## Excerpted data:

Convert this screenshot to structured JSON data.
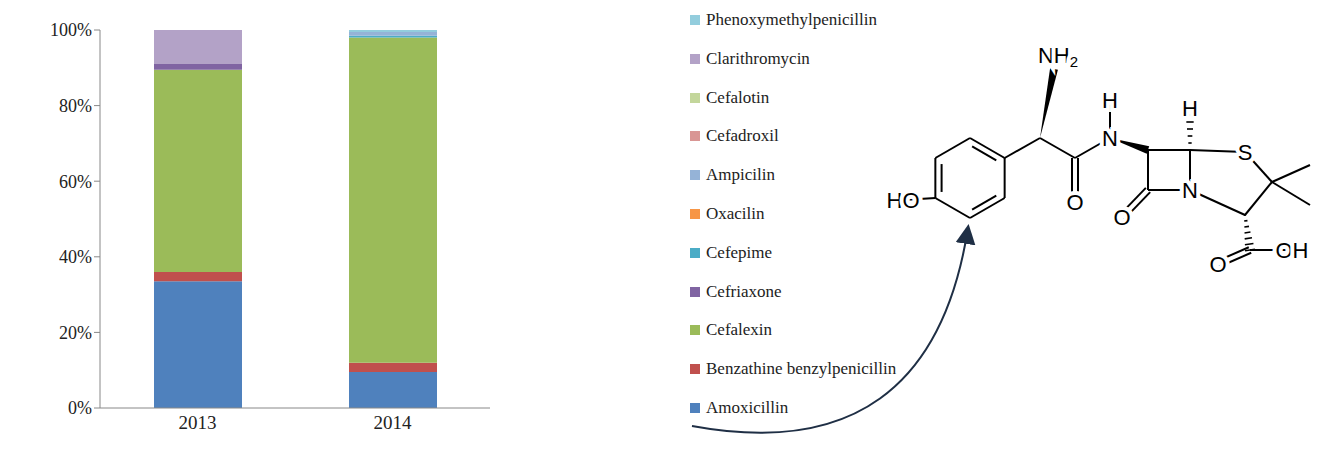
{
  "chart_data": {
    "type": "bar",
    "stacked": true,
    "legend": "right",
    "categories": [
      "2013",
      "2014"
    ],
    "ylim": [
      0,
      100
    ],
    "yticks": [
      {
        "value": 0,
        "label": "0%"
      },
      {
        "value": 20,
        "label": "20%"
      },
      {
        "value": 40,
        "label": "40%"
      },
      {
        "value": 60,
        "label": "60%"
      },
      {
        "value": 80,
        "label": "80%"
      },
      {
        "value": 100,
        "label": "100%"
      }
    ],
    "series": [
      {
        "name": "Amoxicillin",
        "color": "#4f81bd",
        "values": [
          33.5,
          9.5
        ]
      },
      {
        "name": "Benzathine benzylpenicillin",
        "color": "#c0504d",
        "values": [
          2.5,
          2.5
        ]
      },
      {
        "name": "Cefalexin",
        "color": "#9bbb59",
        "values": [
          53.5,
          86
        ]
      },
      {
        "name": "Cefriaxone",
        "color": "#8064a2",
        "values": [
          1.5,
          0
        ]
      },
      {
        "name": "Cefepime",
        "color": "#4bacc6",
        "values": [
          0,
          0.5
        ]
      },
      {
        "name": "Oxacilin",
        "color": "#f79646",
        "values": [
          0,
          0
        ]
      },
      {
        "name": "Ampicilin",
        "color": "#95b3d7",
        "values": [
          0,
          1
        ]
      },
      {
        "name": "Cefadroxil",
        "color": "#d99694",
        "values": [
          0,
          0
        ]
      },
      {
        "name": "Cefalotin",
        "color": "#c3d69b",
        "values": [
          0,
          0
        ]
      },
      {
        "name": "Clarithromycin",
        "color": "#b3a2c7",
        "values": [
          9,
          0
        ]
      },
      {
        "name": "Phenoxymethylpenicillin",
        "color": "#93cddd",
        "values": [
          0,
          0.5
        ]
      }
    ]
  },
  "molecule": {
    "labels": [
      "NH2",
      "H",
      "N",
      "H",
      "S",
      "HO",
      "O",
      "N",
      "O",
      "O",
      "OH"
    ]
  }
}
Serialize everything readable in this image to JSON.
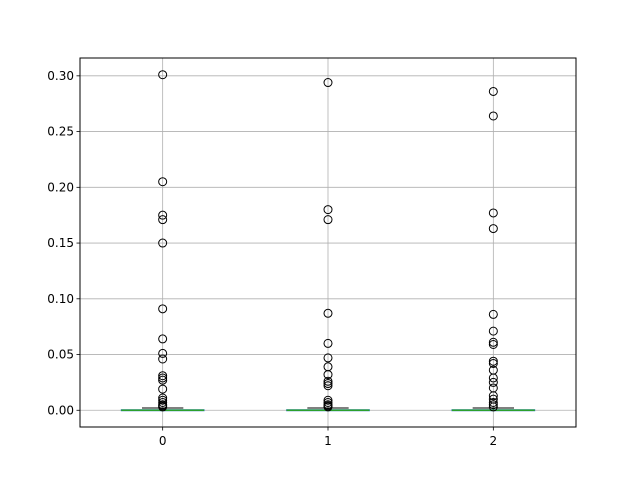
{
  "chart_data": {
    "type": "box",
    "title": "",
    "xlabel": "",
    "ylabel": "",
    "categories": [
      "0",
      "1",
      "2"
    ],
    "ylim": [
      -0.015,
      0.316
    ],
    "yticks": [
      0.0,
      0.05,
      0.1,
      0.15,
      0.2,
      0.25,
      0.3
    ],
    "ytick_labels": [
      "0.00",
      "0.05",
      "0.10",
      "0.15",
      "0.20",
      "0.25",
      "0.30"
    ],
    "grid": true,
    "colors": {
      "box": "#1f77b4",
      "median": "#2ca02c",
      "whisker": "#000000",
      "flier": "#000000",
      "grid": "#b0b0b0"
    },
    "boxes": [
      {
        "name": "0",
        "whislo": 0.0,
        "q1": 0.0,
        "median": 0.0,
        "q3": 0.0005,
        "whishi": 0.002,
        "fliers": [
          0.301,
          0.205,
          0.175,
          0.171,
          0.15,
          0.091,
          0.064,
          0.051,
          0.046,
          0.031,
          0.029,
          0.027,
          0.019,
          0.011,
          0.009,
          0.007,
          0.005,
          0.004,
          0.003
        ]
      },
      {
        "name": "1",
        "whislo": 0.0,
        "q1": 0.0,
        "median": 0.0,
        "q3": 0.0005,
        "whishi": 0.002,
        "fliers": [
          0.294,
          0.18,
          0.171,
          0.087,
          0.06,
          0.047,
          0.039,
          0.032,
          0.026,
          0.024,
          0.022,
          0.009,
          0.007,
          0.005,
          0.004,
          0.003
        ]
      },
      {
        "name": "2",
        "whislo": 0.0,
        "q1": 0.0,
        "median": 0.0,
        "q3": 0.0005,
        "whishi": 0.002,
        "fliers": [
          0.286,
          0.264,
          0.177,
          0.163,
          0.086,
          0.071,
          0.061,
          0.059,
          0.044,
          0.042,
          0.036,
          0.029,
          0.025,
          0.02,
          0.013,
          0.01,
          0.007,
          0.005,
          0.003
        ]
      }
    ]
  }
}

## Goal:
Reproduce all the entries that precede this task, word for word, minus any pictures.

## Reply to the exercise:
Convert this screenshot to structured JSON data.
{
  "chart_data": {
    "type": "bar",
    "stacked": true,
    "legend": "right",
    "categories": [
      "2013",
      "2014"
    ],
    "ylim": [
      0,
      100
    ],
    "yticks": [
      {
        "value": 0,
        "label": "0%"
      },
      {
        "value": 20,
        "label": "20%"
      },
      {
        "value": 40,
        "label": "40%"
      },
      {
        "value": 60,
        "label": "60%"
      },
      {
        "value": 80,
        "label": "80%"
      },
      {
        "value": 100,
        "label": "100%"
      }
    ],
    "series": [
      {
        "name": "Amoxicillin",
        "color": "#4f81bd",
        "values": [
          33.5,
          9.5
        ]
      },
      {
        "name": "Benzathine benzylpenicillin",
        "color": "#c0504d",
        "values": [
          2.5,
          2.5
        ]
      },
      {
        "name": "Cefalexin",
        "color": "#9bbb59",
        "values": [
          53.5,
          86
        ]
      },
      {
        "name": "Cefriaxone",
        "color": "#8064a2",
        "values": [
          1.5,
          0
        ]
      },
      {
        "name": "Cefepime",
        "color": "#4bacc6",
        "values": [
          0,
          0.5
        ]
      },
      {
        "name": "Oxacilin",
        "color": "#f79646",
        "values": [
          0,
          0
        ]
      },
      {
        "name": "Ampicilin",
        "color": "#95b3d7",
        "values": [
          0,
          1
        ]
      },
      {
        "name": "Cefadroxil",
        "color": "#d99694",
        "values": [
          0,
          0
        ]
      },
      {
        "name": "Cefalotin",
        "color": "#c3d69b",
        "values": [
          0,
          0
        ]
      },
      {
        "name": "Clarithromycin",
        "color": "#b3a2c7",
        "values": [
          9,
          0
        ]
      },
      {
        "name": "Phenoxymethylpenicillin",
        "color": "#93cddd",
        "values": [
          0,
          0.5
        ]
      }
    ]
  },
  "molecule": {
    "labels": [
      "NH2",
      "H",
      "N",
      "H",
      "S",
      "HO",
      "O",
      "N",
      "O",
      "O",
      "OH"
    ]
  }
}
Serialize everything readable in this image to JSON.
{
  "chart_data": {
    "type": "box",
    "title": "",
    "xlabel": "",
    "ylabel": "",
    "categories": [
      "0",
      "1",
      "2"
    ],
    "ylim": [
      -0.015,
      0.316
    ],
    "yticks": [
      0.0,
      0.05,
      0.1,
      0.15,
      0.2,
      0.25,
      0.3
    ],
    "ytick_labels": [
      "0.00",
      "0.05",
      "0.10",
      "0.15",
      "0.20",
      "0.25",
      "0.30"
    ],
    "grid": true,
    "colors": {
      "box": "#1f77b4",
      "median": "#2ca02c",
      "whisker": "#000000",
      "flier": "#000000",
      "grid": "#b0b0b0"
    },
    "boxes": [
      {
        "name": "0",
        "whislo": 0.0,
        "q1": 0.0,
        "median": 0.0,
        "q3": 0.0005,
        "whishi": 0.002,
        "fliers": [
          0.301,
          0.205,
          0.175,
          0.171,
          0.15,
          0.091,
          0.064,
          0.051,
          0.046,
          0.031,
          0.029,
          0.027,
          0.019,
          0.011,
          0.009,
          0.007,
          0.005,
          0.004,
          0.003
        ]
      },
      {
        "name": "1",
        "whislo": 0.0,
        "q1": 0.0,
        "median": 0.0,
        "q3": 0.0005,
        "whishi": 0.002,
        "fliers": [
          0.294,
          0.18,
          0.171,
          0.087,
          0.06,
          0.047,
          0.039,
          0.032,
          0.026,
          0.024,
          0.022,
          0.009,
          0.007,
          0.005,
          0.004,
          0.003
        ]
      },
      {
        "name": "2",
        "whislo": 0.0,
        "q1": 0.0,
        "median": 0.0,
        "q3": 0.0005,
        "whishi": 0.002,
        "fliers": [
          0.286,
          0.264,
          0.177,
          0.163,
          0.086,
          0.071,
          0.061,
          0.059,
          0.044,
          0.042,
          0.036,
          0.029,
          0.025,
          0.02,
          0.013,
          0.01,
          0.007,
          0.005,
          0.003
        ]
      }
    ]
  }
}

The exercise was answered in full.